## WHAT TO DO
Every line that holds "enter" should be shown.
--- Begin RECORDS FOR PROCESSING ---
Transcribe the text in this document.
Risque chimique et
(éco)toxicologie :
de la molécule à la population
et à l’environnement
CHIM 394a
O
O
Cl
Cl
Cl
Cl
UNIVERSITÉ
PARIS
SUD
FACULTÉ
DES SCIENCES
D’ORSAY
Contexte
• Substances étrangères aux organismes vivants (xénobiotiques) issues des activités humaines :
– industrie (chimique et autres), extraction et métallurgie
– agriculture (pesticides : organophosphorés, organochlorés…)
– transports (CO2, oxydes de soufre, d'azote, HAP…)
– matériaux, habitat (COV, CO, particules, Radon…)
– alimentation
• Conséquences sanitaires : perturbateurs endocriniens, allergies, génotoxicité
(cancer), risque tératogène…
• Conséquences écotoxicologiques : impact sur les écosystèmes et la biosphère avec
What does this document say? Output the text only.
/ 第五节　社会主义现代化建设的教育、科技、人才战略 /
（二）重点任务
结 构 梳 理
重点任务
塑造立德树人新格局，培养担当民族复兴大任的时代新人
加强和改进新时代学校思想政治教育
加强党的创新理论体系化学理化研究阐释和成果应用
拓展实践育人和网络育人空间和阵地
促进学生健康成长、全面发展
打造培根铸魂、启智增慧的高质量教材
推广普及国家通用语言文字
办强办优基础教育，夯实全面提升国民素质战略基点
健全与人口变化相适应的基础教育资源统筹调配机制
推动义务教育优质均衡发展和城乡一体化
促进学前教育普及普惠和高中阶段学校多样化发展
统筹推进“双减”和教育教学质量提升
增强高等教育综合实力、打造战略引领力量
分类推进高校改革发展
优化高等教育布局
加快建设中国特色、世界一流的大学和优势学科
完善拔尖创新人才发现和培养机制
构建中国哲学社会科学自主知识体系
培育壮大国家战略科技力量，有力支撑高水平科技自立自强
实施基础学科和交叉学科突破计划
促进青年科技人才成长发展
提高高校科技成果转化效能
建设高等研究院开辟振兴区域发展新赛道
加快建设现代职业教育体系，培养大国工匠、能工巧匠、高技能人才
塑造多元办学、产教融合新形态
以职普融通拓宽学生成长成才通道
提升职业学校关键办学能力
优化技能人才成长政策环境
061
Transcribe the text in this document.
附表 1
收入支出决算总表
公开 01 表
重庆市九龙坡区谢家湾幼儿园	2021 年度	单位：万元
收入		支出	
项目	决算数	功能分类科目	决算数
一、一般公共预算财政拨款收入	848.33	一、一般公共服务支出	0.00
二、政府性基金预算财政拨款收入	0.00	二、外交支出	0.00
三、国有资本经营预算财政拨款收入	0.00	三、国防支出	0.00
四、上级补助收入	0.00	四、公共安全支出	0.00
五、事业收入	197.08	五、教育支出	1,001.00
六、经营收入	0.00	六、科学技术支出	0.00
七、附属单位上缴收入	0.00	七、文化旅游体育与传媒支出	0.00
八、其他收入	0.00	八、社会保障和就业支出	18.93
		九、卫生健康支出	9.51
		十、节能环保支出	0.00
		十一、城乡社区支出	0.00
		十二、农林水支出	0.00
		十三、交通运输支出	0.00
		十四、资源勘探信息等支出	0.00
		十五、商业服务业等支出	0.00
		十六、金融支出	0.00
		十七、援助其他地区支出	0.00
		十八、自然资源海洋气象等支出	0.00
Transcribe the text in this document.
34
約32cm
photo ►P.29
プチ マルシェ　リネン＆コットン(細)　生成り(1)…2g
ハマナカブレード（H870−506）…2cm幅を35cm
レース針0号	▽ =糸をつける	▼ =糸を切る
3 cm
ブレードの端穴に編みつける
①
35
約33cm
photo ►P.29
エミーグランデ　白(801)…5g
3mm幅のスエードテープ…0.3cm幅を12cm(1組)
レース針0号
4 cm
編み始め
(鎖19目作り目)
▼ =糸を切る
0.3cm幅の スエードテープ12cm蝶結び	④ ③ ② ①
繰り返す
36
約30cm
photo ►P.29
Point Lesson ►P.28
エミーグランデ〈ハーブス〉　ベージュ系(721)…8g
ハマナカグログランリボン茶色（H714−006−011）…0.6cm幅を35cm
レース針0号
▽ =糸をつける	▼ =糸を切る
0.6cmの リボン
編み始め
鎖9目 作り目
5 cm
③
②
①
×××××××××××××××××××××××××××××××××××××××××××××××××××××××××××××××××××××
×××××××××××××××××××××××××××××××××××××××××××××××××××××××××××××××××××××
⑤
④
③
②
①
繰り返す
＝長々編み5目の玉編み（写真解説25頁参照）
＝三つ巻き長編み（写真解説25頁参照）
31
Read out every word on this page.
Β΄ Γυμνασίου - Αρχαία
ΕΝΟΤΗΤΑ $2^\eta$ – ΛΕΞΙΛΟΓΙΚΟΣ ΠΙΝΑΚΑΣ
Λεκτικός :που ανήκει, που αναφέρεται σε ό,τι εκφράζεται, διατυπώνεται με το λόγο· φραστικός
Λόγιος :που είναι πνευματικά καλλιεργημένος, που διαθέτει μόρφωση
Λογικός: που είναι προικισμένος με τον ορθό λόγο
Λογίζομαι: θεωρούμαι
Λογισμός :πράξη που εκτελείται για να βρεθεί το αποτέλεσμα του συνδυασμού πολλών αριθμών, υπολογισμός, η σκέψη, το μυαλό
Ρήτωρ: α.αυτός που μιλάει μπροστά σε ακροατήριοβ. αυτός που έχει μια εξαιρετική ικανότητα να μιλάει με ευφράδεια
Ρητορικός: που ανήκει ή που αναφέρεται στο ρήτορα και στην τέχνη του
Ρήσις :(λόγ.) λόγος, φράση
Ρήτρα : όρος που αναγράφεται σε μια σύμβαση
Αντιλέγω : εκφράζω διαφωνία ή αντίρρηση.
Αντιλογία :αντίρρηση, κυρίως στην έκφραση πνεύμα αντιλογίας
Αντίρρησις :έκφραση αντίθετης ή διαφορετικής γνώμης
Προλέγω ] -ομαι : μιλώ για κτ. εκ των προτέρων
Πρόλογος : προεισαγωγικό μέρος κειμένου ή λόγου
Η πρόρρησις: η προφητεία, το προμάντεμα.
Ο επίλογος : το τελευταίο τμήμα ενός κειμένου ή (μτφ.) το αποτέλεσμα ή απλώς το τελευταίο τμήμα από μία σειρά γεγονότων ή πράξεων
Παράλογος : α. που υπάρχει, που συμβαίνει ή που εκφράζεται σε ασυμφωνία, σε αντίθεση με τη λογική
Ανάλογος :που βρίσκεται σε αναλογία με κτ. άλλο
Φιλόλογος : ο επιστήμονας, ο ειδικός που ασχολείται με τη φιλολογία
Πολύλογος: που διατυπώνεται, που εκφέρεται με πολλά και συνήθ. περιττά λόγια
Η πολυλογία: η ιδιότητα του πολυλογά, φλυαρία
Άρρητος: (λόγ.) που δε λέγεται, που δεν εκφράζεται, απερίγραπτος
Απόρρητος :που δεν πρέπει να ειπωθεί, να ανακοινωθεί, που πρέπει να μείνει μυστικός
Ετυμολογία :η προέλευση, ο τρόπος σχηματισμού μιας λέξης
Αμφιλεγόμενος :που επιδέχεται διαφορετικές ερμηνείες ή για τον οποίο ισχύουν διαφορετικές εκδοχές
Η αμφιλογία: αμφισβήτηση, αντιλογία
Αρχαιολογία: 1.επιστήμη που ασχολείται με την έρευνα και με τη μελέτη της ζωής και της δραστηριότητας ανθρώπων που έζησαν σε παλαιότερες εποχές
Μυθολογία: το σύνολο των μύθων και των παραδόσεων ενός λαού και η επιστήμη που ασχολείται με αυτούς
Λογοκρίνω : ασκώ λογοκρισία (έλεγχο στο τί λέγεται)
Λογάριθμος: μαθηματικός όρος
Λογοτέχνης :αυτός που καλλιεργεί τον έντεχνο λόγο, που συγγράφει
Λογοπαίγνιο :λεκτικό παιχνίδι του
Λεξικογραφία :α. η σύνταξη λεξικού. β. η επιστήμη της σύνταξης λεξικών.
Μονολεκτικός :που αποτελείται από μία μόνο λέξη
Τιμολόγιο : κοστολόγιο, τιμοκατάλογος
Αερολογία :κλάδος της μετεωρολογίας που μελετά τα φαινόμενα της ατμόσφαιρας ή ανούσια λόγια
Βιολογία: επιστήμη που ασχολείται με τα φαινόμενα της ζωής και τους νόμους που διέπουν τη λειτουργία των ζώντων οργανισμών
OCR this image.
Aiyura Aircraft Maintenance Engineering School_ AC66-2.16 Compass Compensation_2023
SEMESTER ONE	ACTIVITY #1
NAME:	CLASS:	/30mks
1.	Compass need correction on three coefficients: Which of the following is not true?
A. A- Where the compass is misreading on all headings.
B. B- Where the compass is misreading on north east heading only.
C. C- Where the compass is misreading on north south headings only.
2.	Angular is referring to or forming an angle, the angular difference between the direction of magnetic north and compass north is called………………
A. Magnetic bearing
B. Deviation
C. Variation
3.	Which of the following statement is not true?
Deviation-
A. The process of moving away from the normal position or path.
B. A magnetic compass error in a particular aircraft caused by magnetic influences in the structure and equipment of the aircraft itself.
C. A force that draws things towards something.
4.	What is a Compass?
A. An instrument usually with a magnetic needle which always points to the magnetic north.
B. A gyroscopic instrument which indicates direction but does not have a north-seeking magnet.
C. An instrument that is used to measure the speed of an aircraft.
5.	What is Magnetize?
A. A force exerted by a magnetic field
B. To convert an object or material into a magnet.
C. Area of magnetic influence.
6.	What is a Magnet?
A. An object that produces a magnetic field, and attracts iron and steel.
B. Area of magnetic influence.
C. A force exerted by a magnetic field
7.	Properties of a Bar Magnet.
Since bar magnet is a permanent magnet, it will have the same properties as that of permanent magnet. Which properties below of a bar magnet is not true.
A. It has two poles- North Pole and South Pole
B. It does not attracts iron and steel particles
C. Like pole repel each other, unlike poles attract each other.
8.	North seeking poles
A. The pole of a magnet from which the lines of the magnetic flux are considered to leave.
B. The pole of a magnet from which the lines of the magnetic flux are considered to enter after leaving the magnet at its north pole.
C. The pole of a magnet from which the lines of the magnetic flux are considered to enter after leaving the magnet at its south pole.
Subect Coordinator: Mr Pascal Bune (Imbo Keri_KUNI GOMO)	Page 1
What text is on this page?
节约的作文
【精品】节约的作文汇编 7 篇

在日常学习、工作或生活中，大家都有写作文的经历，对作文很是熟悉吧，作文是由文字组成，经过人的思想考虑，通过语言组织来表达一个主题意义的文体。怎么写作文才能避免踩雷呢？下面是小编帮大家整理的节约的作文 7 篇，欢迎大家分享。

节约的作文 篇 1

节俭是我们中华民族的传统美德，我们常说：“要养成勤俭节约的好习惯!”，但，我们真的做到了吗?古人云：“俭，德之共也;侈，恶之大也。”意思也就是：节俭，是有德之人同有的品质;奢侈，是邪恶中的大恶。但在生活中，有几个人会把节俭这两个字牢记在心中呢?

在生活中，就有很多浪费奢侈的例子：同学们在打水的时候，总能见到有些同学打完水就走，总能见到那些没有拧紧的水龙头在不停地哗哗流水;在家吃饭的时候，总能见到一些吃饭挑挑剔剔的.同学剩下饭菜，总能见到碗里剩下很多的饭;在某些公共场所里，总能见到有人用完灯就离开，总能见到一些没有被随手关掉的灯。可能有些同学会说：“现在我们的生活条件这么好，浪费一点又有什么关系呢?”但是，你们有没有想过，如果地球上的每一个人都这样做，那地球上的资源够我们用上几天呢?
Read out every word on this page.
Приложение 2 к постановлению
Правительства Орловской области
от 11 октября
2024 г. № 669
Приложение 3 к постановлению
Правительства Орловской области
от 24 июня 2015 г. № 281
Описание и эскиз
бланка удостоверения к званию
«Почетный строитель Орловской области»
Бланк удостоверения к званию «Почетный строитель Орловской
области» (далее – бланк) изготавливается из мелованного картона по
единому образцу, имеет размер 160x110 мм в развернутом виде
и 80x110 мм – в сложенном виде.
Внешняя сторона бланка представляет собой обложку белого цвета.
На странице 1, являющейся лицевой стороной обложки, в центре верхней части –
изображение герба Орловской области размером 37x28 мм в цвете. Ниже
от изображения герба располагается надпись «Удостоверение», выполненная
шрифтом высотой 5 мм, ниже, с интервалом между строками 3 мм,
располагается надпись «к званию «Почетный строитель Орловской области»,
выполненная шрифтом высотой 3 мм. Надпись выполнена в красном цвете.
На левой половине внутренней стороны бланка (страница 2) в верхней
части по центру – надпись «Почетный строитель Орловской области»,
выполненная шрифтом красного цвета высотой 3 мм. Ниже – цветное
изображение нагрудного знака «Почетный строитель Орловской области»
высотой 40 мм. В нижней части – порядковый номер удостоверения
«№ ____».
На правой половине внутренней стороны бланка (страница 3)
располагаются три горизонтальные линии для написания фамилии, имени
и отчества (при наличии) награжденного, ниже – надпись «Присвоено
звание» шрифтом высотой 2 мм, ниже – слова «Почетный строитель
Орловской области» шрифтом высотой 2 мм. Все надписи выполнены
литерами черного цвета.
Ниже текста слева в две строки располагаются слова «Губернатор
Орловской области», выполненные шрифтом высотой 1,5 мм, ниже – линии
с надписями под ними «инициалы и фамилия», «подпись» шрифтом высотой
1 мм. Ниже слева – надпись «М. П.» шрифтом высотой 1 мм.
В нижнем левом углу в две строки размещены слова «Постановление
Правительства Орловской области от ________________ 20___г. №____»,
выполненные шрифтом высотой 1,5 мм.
--- End RECORDS FOR PROCESSING ---
## ANSWER FOR THE TASK
B. The pole of a magnet from which the lines of the magnetic flux are considered to enter after leaving the magnet at its north pole.
C. The pole of a magnet from which the lines of the magnetic flux are considered to enter after leaving the magnet at its south pole.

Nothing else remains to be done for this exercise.